Job →
Give every entry again, word for word.
** start of Input records **
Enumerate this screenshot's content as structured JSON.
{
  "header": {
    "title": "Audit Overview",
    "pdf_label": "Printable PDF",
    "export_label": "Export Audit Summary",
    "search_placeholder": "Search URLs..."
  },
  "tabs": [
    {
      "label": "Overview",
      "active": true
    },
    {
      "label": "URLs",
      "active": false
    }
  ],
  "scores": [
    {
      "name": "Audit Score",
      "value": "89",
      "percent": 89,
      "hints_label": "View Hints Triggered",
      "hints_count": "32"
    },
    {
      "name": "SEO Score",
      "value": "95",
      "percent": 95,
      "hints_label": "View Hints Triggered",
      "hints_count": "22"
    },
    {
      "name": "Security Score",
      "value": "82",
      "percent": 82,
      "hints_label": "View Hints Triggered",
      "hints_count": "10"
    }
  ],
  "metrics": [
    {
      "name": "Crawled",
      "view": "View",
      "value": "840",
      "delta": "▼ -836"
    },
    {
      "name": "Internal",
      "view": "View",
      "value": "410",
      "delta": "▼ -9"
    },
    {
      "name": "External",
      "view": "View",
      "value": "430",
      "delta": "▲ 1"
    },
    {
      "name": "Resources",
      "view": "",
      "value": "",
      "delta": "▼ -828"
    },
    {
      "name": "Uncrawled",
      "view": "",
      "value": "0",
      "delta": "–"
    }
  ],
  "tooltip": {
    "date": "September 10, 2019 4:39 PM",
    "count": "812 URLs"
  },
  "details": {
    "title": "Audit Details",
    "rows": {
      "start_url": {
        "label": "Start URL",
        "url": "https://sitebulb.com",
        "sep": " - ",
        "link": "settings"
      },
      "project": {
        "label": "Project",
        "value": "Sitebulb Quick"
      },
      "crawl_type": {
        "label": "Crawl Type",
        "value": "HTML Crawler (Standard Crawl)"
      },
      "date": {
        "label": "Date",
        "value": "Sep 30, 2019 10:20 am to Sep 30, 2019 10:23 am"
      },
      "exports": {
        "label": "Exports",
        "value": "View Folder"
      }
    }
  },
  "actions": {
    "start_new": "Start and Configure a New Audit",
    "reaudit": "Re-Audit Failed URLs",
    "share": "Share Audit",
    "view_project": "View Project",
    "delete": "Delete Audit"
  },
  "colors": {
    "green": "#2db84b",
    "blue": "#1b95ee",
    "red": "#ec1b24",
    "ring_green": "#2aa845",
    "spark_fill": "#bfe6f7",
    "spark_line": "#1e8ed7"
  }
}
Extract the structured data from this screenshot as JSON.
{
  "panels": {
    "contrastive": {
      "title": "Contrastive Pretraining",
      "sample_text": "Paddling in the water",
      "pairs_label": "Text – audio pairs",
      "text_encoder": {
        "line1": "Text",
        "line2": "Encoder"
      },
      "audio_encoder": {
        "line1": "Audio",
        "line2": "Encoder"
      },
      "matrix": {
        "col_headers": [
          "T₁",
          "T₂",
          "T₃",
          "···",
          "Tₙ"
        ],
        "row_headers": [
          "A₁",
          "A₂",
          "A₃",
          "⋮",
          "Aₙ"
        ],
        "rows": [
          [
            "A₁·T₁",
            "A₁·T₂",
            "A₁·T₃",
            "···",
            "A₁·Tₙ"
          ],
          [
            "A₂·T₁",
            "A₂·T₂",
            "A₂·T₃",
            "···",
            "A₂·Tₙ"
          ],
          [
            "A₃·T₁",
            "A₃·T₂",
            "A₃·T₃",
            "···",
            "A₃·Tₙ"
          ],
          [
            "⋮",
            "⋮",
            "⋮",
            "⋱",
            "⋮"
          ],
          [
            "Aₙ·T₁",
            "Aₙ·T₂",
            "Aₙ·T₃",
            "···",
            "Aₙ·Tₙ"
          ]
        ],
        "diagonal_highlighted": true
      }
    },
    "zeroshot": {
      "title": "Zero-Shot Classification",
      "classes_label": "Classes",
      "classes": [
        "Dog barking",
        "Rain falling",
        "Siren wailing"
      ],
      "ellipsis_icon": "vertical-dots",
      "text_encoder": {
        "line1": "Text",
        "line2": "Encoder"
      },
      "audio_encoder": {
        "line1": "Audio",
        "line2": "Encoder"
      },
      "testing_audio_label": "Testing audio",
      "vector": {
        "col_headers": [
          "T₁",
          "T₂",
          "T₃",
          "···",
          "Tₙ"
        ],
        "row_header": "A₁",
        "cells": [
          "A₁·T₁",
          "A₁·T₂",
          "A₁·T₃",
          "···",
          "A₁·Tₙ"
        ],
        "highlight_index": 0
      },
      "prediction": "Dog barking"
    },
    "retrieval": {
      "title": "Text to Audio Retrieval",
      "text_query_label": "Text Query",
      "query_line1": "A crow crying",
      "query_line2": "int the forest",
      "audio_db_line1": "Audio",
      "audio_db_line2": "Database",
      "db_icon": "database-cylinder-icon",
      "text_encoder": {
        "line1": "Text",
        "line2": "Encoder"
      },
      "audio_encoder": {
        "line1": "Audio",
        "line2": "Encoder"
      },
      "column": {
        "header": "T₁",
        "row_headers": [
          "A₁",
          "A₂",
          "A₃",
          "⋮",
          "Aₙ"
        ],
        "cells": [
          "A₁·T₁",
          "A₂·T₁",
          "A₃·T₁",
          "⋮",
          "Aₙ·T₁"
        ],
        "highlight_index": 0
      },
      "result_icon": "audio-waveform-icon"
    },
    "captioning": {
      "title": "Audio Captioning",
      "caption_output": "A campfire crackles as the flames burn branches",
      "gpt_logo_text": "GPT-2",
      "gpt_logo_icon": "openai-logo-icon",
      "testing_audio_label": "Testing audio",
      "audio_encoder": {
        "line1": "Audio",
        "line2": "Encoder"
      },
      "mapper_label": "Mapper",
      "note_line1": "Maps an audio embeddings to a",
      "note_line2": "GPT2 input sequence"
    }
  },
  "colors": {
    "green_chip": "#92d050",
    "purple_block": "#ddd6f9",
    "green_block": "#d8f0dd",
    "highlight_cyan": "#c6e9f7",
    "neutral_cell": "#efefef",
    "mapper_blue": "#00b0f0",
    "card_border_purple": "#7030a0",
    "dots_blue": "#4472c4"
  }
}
** end of Input records **
Finished answer →
Enumerate this screenshot's content as structured JSON.
{
  "header": {
    "title": "Audit Overview",
    "pdf_label": "Printable PDF",
    "export_label": "Export Audit Summary",
    "search_placeholder": "Search URLs..."
  },
  "tabs": [
    {
      "label": "Overview",
      "active": true
    },
    {
      "label": "URLs",
      "active": false
    }
  ],
  "scores": [
    {
      "name": "Audit Score",
      "value": "89",
      "percent": 89,
      "hints_label": "View Hints Triggered",
      "hints_count": "32"
    },
    {
      "name": "SEO Score",
      "value": "95",
      "percent": 95,
      "hints_label": "View Hints Triggered",
      "hints_count": "22"
    },
    {
      "name": "Security Score",
      "value": "82",
      "percent": 82,
      "hints_label": "View Hints Triggered",
      "hints_count": "10"
    }
  ],
  "metrics": [
    {
      "name": "Crawled",
      "view": "View",
      "value": "840",
      "delta": "▼ -836"
    },
    {
      "name": "Internal",
      "view": "View",
      "value": "410",
      "delta": "▼ -9"
    },
    {
      "name": "External",
      "view": "View",
      "value": "430",
      "delta": "▲ 1"
    },
    {
      "name": "Resources",
      "view": "",
      "value": "",
      "delta": "▼ -828"
    },
    {
      "name": "Uncrawled",
      "view": "",
      "value": "0",
      "delta": "–"
    }
  ],
  "tooltip": {
    "date": "September 10, 2019 4:39 PM",
    "count": "812 URLs"
  },
  "details": {
    "title": "Audit Details",
    "rows": {
      "start_url": {
        "label": "Start URL",
        "url": "https://sitebulb.com",
        "sep": " - ",
        "link": "settings"
      },
      "project": {
        "label": "Project",
        "value": "Sitebulb Quick"
      },
      "crawl_type": {
        "label": "Crawl Type",
        "value": "HTML Crawler (Standard Crawl)"
      },
      "date": {
        "label": "Date",
        "value": "Sep 30, 2019 10:20 am to Sep 30, 2019 10:23 am"
      },
      "exports": {
        "label": "Exports",
        "value": "View Folder"
      }
    }
  },
  "actions": {
    "start_new": "Start and Configure a New Audit",
    "reaudit": "Re-Audit Failed URLs",
    "share": "Share Audit",
    "view_project": "View Project",
    "delete": "Delete Audit"
  },
  "colors": {
    "green": "#2db84b",
    "blue": "#1b95ee",
    "red": "#ec1b24",
    "ring_green": "#2aa845",
    "spark_fill": "#bfe6f7",
    "spark_line": "#1e8ed7"
  }
}
Extract the structured data from this screenshot as JSON.
{
  "panels": {
    "contrastive": {
      "title": "Contrastive Pretraining",
      "sample_text": "Paddling in the water",
      "pairs_label": "Text – audio pairs",
      "text_encoder": {
        "line1": "Text",
        "line2": "Encoder"
      },
      "audio_encoder": {
        "line1": "Audio",
        "line2": "Encoder"
      },
      "matrix": {
        "col_headers": [
          "T₁",
          "T₂",
          "T₃",
          "···",
          "Tₙ"
        ],
        "row_headers": [
          "A₁",
          "A₂",
          "A₃",
          "⋮",
          "Aₙ"
        ],
        "rows": [
          [
            "A₁·T₁",
            "A₁·T₂",
            "A₁·T₃",
            "···",
            "A₁·Tₙ"
          ],
          [
            "A₂·T₁",
            "A₂·T₂",
            "A₂·T₃",
            "···",
            "A₂·Tₙ"
          ],
          [
            "A₃·T₁",
            "A₃·T₂",
            "A₃·T₃",
            "···",
            "A₃·Tₙ"
          ],
          [
            "⋮",
            "⋮",
            "⋮",
            "⋱",
            "⋮"
          ],
          [
            "Aₙ·T₁",
            "Aₙ·T₂",
            "Aₙ·T₃",
            "···",
            "Aₙ·Tₙ"
          ]
        ],
        "diagonal_highlighted": true
      }
    },
    "zeroshot": {
      "title": "Zero-Shot Classification",
      "classes_label": "Classes",
      "classes": [
        "Dog barking",
        "Rain falling",
        "Siren wailing"
      ],
      "ellipsis_icon": "vertical-dots",
      "text_encoder": {
        "line1": "Text",
        "line2": "Encoder"
      },
      "audio_encoder": {
        "line1": "Audio",
        "line2": "Encoder"
      },
      "testing_audio_label": "Testing audio",
      "vector": {
        "col_headers": [
          "T₁",
          "T₂",
          "T₃",
          "···",
          "Tₙ"
        ],
        "row_header": "A₁",
        "cells": [
          "A₁·T₁",
          "A₁·T₂",
          "A₁·T₃",
          "···",
          "A₁·Tₙ"
        ],
        "highlight_index": 0
      },
      "prediction": "Dog barking"
    },
    "retrieval": {
      "title": "Text to Audio Retrieval",
      "text_query_label": "Text Query",
      "query_line1": "A crow crying",
      "query_line2": "int the forest",
      "audio_db_line1": "Audio",
      "audio_db_line2": "Database",
      "db_icon": "database-cylinder-icon",
      "text_encoder": {
        "line1": "Text",
        "line2": "Encoder"
      },
      "audio_encoder": {
        "line1": "Audio",
        "line2": "Encoder"
      },
      "column": {
        "header": "T₁",
        "row_headers": [
          "A₁",
          "A₂",
          "A₃",
          "⋮",
          "Aₙ"
        ],
        "cells": [
          "A₁·T₁",
          "A₂·T₁",
          "A₃·T₁",
          "⋮",
          "Aₙ·T₁"
        ],
        "highlight_index": 0
      },
      "result_icon": "audio-waveform-icon"
    },
    "captioning": {
      "title": "Audio Captioning",
      "caption_output": "A campfire crackles as the flames burn branches",
      "gpt_logo_text": "GPT-2",
      "gpt_logo_icon": "openai-logo-icon",
      "testing_audio_label": "Testing audio",
      "audio_encoder": {
        "line1": "Audio",
        "line2": "Encoder"
      },
      "mapper_label": "Mapper",
      "note_line1": "Maps an audio embeddings to a",
      "note_line2": "GPT2 input sequence"
    }
  },
  "colors": {
    "green_chip": "#92d050",
    "purple_block": "#ddd6f9",
    "green_block": "#d8f0dd",
    "highlight_cyan": "#c6e9f7",
    "neutral_cell": "#efefef",
    "mapper_blue": "#00b0f0",
    "card_border_purple": "#7030a0",
    "dots_blue": "#4472c4"
  }
}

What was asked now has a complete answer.